Extracted records
__________________________________________________
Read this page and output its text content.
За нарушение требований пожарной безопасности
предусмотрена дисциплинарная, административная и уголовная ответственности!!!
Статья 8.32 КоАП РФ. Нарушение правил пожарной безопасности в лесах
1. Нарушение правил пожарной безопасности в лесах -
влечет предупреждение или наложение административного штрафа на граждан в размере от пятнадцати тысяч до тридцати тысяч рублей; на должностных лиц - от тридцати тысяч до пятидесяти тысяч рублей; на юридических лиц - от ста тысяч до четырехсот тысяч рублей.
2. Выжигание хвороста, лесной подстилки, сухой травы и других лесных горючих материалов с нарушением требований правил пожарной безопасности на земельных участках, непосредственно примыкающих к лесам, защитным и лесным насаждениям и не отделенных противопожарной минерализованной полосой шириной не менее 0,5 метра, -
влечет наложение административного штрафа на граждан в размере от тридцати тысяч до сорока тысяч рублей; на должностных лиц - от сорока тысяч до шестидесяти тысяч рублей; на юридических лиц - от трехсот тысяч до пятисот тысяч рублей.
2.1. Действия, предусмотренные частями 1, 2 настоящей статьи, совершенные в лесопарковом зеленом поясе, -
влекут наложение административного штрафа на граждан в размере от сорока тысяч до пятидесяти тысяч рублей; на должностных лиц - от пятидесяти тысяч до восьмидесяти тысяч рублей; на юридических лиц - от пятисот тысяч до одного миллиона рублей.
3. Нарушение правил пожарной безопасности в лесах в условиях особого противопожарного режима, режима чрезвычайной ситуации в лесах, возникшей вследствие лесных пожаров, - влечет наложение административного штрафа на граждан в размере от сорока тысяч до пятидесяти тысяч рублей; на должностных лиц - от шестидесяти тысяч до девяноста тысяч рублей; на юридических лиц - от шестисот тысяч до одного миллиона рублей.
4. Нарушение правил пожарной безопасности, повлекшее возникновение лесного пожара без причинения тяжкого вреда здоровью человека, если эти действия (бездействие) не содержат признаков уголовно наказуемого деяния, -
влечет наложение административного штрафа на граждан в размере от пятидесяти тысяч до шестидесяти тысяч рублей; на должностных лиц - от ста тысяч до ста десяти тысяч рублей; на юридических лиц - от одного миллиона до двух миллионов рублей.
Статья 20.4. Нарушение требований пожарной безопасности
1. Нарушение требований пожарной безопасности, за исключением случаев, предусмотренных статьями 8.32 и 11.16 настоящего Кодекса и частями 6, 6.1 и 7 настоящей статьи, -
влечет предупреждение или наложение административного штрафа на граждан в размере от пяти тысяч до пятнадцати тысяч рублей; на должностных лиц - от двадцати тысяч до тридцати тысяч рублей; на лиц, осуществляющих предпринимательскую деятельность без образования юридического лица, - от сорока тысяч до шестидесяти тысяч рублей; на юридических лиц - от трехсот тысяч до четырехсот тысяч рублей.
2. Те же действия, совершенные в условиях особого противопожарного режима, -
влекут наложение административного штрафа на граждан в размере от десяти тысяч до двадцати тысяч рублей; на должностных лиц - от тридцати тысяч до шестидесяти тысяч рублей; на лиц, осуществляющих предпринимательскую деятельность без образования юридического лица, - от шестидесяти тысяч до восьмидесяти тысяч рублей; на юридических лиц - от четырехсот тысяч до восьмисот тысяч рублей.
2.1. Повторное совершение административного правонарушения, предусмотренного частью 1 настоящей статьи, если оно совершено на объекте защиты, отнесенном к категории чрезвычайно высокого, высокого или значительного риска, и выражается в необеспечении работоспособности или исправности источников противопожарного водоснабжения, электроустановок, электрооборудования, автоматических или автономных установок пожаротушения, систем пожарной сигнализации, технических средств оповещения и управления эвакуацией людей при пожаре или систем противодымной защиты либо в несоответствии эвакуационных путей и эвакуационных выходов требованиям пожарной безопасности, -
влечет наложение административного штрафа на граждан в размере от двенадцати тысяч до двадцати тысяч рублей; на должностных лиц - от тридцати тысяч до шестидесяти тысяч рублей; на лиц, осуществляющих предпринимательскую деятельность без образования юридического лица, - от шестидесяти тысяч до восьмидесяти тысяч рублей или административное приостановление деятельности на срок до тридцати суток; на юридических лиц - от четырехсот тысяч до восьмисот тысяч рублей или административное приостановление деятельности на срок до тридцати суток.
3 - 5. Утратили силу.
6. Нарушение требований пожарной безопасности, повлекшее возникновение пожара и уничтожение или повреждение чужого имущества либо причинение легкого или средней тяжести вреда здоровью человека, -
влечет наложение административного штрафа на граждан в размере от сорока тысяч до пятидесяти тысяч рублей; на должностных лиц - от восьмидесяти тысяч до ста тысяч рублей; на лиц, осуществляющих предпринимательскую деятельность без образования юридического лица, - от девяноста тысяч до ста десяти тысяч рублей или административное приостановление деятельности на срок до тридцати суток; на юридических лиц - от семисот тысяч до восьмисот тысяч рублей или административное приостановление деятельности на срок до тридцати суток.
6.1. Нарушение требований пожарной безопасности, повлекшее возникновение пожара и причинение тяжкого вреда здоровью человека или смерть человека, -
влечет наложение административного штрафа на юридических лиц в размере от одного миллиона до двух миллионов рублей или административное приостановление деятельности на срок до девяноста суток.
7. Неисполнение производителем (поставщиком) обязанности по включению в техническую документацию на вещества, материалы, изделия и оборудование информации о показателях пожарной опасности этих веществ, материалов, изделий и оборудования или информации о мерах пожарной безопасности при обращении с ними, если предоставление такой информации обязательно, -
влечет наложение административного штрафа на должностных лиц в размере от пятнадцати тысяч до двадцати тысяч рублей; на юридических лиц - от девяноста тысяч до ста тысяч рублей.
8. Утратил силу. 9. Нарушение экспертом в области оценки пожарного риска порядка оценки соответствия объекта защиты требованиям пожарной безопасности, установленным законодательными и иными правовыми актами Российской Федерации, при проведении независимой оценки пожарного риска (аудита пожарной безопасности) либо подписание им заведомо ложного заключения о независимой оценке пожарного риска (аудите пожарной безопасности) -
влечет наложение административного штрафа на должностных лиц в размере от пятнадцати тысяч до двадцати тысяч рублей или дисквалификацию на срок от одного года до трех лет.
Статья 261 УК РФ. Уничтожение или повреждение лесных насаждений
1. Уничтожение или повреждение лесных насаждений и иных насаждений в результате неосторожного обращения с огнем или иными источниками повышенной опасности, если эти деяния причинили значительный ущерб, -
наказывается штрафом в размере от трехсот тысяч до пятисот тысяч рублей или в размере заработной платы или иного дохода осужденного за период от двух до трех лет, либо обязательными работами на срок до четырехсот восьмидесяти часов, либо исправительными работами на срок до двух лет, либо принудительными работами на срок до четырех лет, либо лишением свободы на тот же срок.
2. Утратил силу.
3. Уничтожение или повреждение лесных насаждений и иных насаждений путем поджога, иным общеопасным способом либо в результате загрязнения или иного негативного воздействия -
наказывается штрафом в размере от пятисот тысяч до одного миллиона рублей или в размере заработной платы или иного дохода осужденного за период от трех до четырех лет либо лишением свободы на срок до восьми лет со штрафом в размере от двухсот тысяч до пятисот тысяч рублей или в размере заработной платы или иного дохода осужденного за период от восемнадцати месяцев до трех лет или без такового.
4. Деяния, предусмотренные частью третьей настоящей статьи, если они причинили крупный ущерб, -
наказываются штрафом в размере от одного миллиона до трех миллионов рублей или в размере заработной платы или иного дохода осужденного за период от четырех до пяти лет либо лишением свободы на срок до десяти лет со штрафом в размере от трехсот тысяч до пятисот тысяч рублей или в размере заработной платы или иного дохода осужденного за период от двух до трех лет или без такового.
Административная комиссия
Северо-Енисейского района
__________________________________________________
EXERCISE GOAL: Reproduce the records above exactly.

SOLUTION:
Read this page and output its text content.
За нарушение требований пожарной безопасности
предусмотрена дисциплинарная, административная и уголовная ответственности!!!
Статья 8.32 КоАП РФ. Нарушение правил пожарной безопасности в лесах
1. Нарушение правил пожарной безопасности в лесах -
влечет предупреждение или наложение административного штрафа на граждан в размере от пятнадцати тысяч до тридцати тысяч рублей; на должностных лиц - от тридцати тысяч до пятидесяти тысяч рублей; на юридических лиц - от ста тысяч до четырехсот тысяч рублей.
2. Выжигание хвороста, лесной подстилки, сухой травы и других лесных горючих материалов с нарушением требований правил пожарной безопасности на земельных участках, непосредственно примыкающих к лесам, защитным и лесным насаждениям и не отделенных противопожарной минерализованной полосой шириной не менее 0,5 метра, -
влечет наложение административного штрафа на граждан в размере от тридцати тысяч до сорока тысяч рублей; на должностных лиц - от сорока тысяч до шестидесяти тысяч рублей; на юридических лиц - от трехсот тысяч до пятисот тысяч рублей.
2.1. Действия, предусмотренные частями 1, 2 настоящей статьи, совершенные в лесопарковом зеленом поясе, -
влекут наложение административного штрафа на граждан в размере от сорока тысяч до пятидесяти тысяч рублей; на должностных лиц - от пятидесяти тысяч до восьмидесяти тысяч рублей; на юридических лиц - от пятисот тысяч до одного миллиона рублей.
3. Нарушение правил пожарной безопасности в лесах в условиях особого противопожарного режима, режима чрезвычайной ситуации в лесах, возникшей вследствие лесных пожаров, - влечет наложение административного штрафа на граждан в размере от сорока тысяч до пятидесяти тысяч рублей; на должностных лиц - от шестидесяти тысяч до девяноста тысяч рублей; на юридических лиц - от шестисот тысяч до одного миллиона рублей.
4. Нарушение правил пожарной безопасности, повлекшее возникновение лесного пожара без причинения тяжкого вреда здоровью человека, если эти действия (бездействие) не содержат признаков уголовно наказуемого деяния, -
влечет наложение административного штрафа на граждан в размере от пятидесяти тысяч до шестидесяти тысяч рублей; на должностных лиц - от ста тысяч до ста десяти тысяч рублей; на юридических лиц - от одного миллиона до двух миллионов рублей.
Статья 20.4. Нарушение требований пожарной безопасности
1. Нарушение требований пожарной безопасности, за исключением случаев, предусмотренных статьями 8.32 и 11.16 настоящего Кодекса и частями 6, 6.1 и 7 настоящей статьи, -
влечет предупреждение или наложение административного штрафа на граждан в размере от пяти тысяч до пятнадцати тысяч рублей; на должностных лиц - от двадцати тысяч до тридцати тысяч рублей; на лиц, осуществляющих предпринимательскую деятельность без образования юридического лица, - от сорока тысяч до шестидесяти тысяч рублей; на юридических лиц - от трехсот тысяч до четырехсот тысяч рублей.
2. Те же действия, совершенные в условиях особого противопожарного режима, -
влекут наложение административного штрафа на граждан в размере от десяти тысяч до двадцати тысяч рублей; на должностных лиц - от тридцати тысяч до шестидесяти тысяч рублей; на лиц, осуществляющих предпринимательскую деятельность без образования юридического лица, - от шестидесяти тысяч до восьмидесяти тысяч рублей; на юридических лиц - от четырехсот тысяч до восьмисот тысяч рублей.
2.1. Повторное совершение административного правонарушения, предусмотренного частью 1 настоящей статьи, если оно совершено на объекте защиты, отнесенном к категории чрезвычайно высокого, высокого или значительного риска, и выражается в необеспечении работоспособности или исправности источников противопожарного водоснабжения, электроустановок, электрооборудования, автоматических или автономных установок пожаротушения, систем пожарной сигнализации, технических средств оповещения и управления эвакуацией людей при пожаре или систем противодымной защиты либо в несоответствии эвакуационных путей и эвакуационных выходов требованиям пожарной безопасности, -
влечет наложение административного штрафа на граждан в размере от двенадцати тысяч до двадцати тысяч рублей; на должностных лиц - от тридцати тысяч до шестидесяти тысяч рублей; на лиц, осуществляющих предпринимательскую деятельность без образования юридического лица, - от шестидесяти тысяч до восьмидесяти тысяч рублей или административное приостановление деятельности на срок до тридцати суток; на юридических лиц - от четырехсот тысяч до восьмисот тысяч рублей или административное приостановление деятельности на срок до тридцати суток.
3 - 5. Утратили силу.
6. Нарушение требований пожарной безопасности, повлекшее возникновение пожара и уничтожение или повреждение чужого имущества либо причинение легкого или средней тяжести вреда здоровью человека, -
влечет наложение административного штрафа на граждан в размере от сорока тысяч до пятидесяти тысяч рублей; на должностных лиц - от восьмидесяти тысяч до ста тысяч рублей; на лиц, осуществляющих предпринимательскую деятельность без образования юридического лица, - от девяноста тысяч до ста десяти тысяч рублей или административное приостановление деятельности на срок до тридцати суток; на юридических лиц - от семисот тысяч до восьмисот тысяч рублей или административное приостановление деятельности на срок до тридцати суток.
6.1. Нарушение требований пожарной безопасности, повлекшее возникновение пожара и причинение тяжкого вреда здоровью человека или смерть человека, -
влечет наложение административного штрафа на юридических лиц в размере от одного миллиона до двух миллионов рублей или административное приостановление деятельности на срок до девяноста суток.
7. Неисполнение производителем (поставщиком) обязанности по включению в техническую документацию на вещества, материалы, изделия и оборудование информации о показателях пожарной опасности этих веществ, материалов, изделий и оборудования или информации о мерах пожарной безопасности при обращении с ними, если предоставление такой информации обязательно, -
влечет наложение административного штрафа на должностных лиц в размере от пятнадцати тысяч до двадцати тысяч рублей; на юридических лиц - от девяноста тысяч до ста тысяч рублей.
8. Утратил силу. 9. Нарушение экспертом в области оценки пожарного риска порядка оценки соответствия объекта защиты требованиям пожарной безопасности, установленным законодательными и иными правовыми актами Российской Федерации, при проведении независимой оценки пожарного риска (аудита пожарной безопасности) либо подписание им заведомо ложного заключения о независимой оценке пожарного риска (аудите пожарной безопасности) -
влечет наложение административного штрафа на должностных лиц в размере от пятнадцати тысяч до двадцати тысяч рублей или дисквалификацию на срок от одного года до трех лет.
Статья 261 УК РФ. Уничтожение или повреждение лесных насаждений
1. Уничтожение или повреждение лесных насаждений и иных насаждений в результате неосторожного обращения с огнем или иными источниками повышенной опасности, если эти деяния причинили значительный ущерб, -
наказывается штрафом в размере от трехсот тысяч до пятисот тысяч рублей или в размере заработной платы или иного дохода осужденного за период от двух до трех лет, либо обязательными работами на срок до четырехсот восьмидесяти часов, либо исправительными работами на срок до двух лет, либо принудительными работами на срок до четырех лет, либо лишением свободы на тот же срок.
2. Утратил силу.
3. Уничтожение или повреждение лесных насаждений и иных насаждений путем поджога, иным общеопасным способом либо в результате загрязнения или иного негативного воздействия -
наказывается штрафом в размере от пятисот тысяч до одного миллиона рублей или в размере заработной платы или иного дохода осужденного за период от трех до четырех лет либо лишением свободы на срок до восьми лет со штрафом в размере от двухсот тысяч до пятисот тысяч рублей или в размере заработной платы или иного дохода осужденного за период от восемнадцати месяцев до трех лет или без такового.
4. Деяния, предусмотренные частью третьей настоящей статьи, если они причинили крупный ущерб, -
наказываются штрафом в размере от одного миллиона до трех миллионов рублей или в размере заработной платы или иного дохода осужденного за период от четырех до пяти лет либо лишением свободы на срок до десяти лет со штрафом в размере от трехсот тысяч до пятисот тысяч рублей или в размере заработной платы или иного дохода осужденного за период от двух до трех лет или без такового.
Административная комиссия
Северо-Енисейского района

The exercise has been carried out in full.